> **THE EXERCISE**
Search the data for the string "学习态度" and extract every line where it appears.

> **GIVEN DATA**
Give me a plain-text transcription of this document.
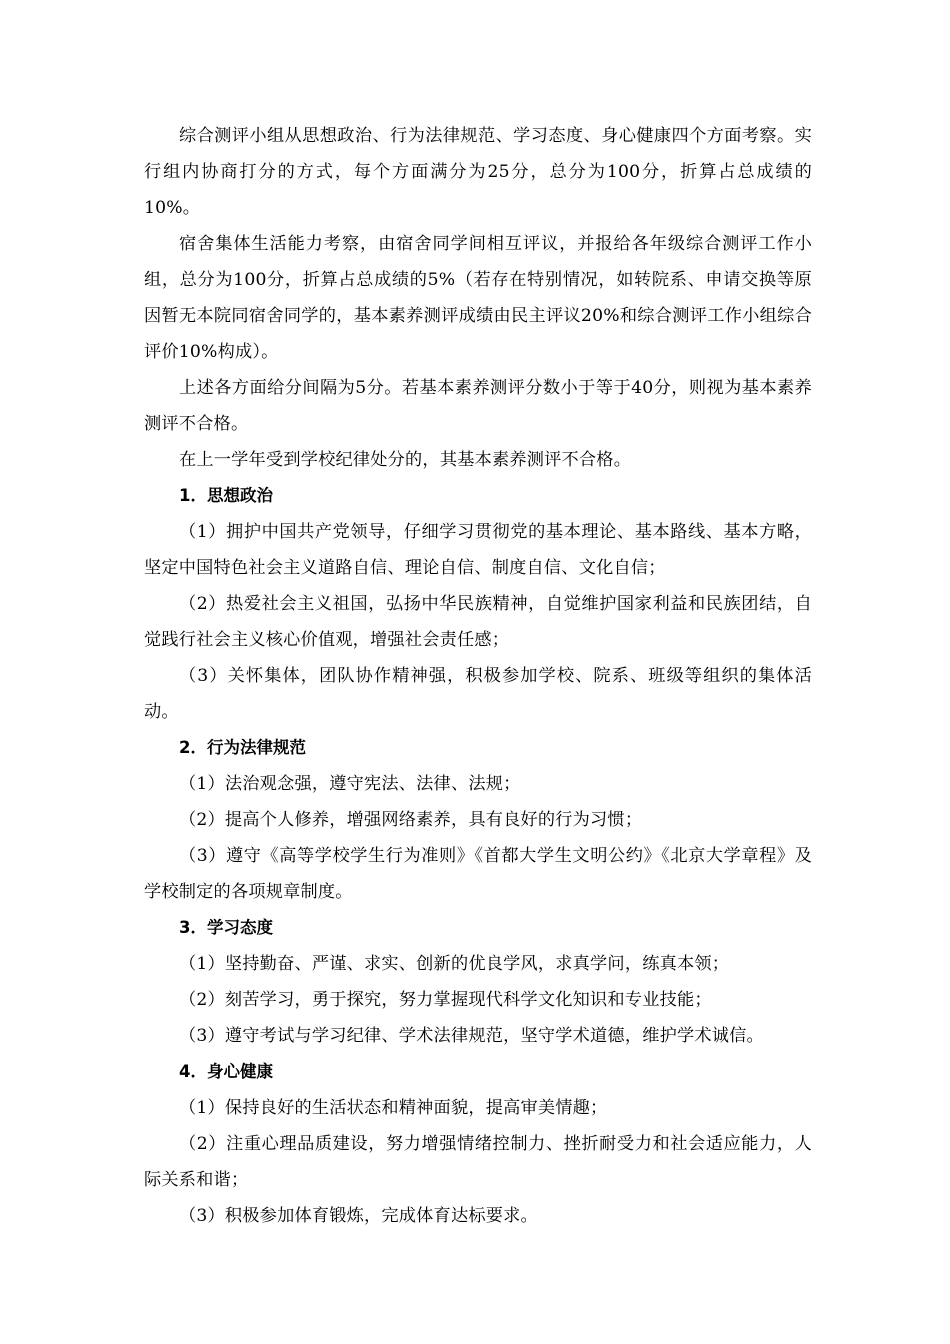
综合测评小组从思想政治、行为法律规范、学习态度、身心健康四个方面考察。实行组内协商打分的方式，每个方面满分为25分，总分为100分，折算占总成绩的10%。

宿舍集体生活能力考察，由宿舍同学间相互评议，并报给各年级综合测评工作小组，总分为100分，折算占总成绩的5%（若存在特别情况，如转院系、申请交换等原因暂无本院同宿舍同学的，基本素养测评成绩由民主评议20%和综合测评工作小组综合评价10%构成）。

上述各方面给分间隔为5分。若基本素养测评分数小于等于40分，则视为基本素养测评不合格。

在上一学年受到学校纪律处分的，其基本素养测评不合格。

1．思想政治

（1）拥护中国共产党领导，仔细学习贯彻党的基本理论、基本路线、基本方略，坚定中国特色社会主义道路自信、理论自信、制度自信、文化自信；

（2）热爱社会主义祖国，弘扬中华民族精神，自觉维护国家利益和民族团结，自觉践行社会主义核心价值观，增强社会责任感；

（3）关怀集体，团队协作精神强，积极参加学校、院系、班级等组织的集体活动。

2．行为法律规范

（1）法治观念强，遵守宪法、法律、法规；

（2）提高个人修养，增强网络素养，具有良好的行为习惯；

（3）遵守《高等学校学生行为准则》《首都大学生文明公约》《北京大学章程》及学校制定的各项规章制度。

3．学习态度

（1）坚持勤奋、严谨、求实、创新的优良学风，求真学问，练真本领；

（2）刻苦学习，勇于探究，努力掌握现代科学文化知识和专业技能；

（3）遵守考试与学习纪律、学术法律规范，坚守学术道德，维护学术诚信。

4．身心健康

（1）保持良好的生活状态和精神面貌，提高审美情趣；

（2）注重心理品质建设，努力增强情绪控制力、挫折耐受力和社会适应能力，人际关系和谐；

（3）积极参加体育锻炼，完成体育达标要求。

> **SOLUTION TO THIS TASK**
综合测评小组从思想政治、行为法律规范、学习态度、身心健康四个方面考察。实行组内协商打分的方式，每个方面满分为25分，总分为100分，折算占总成绩的10%。
3．学习态度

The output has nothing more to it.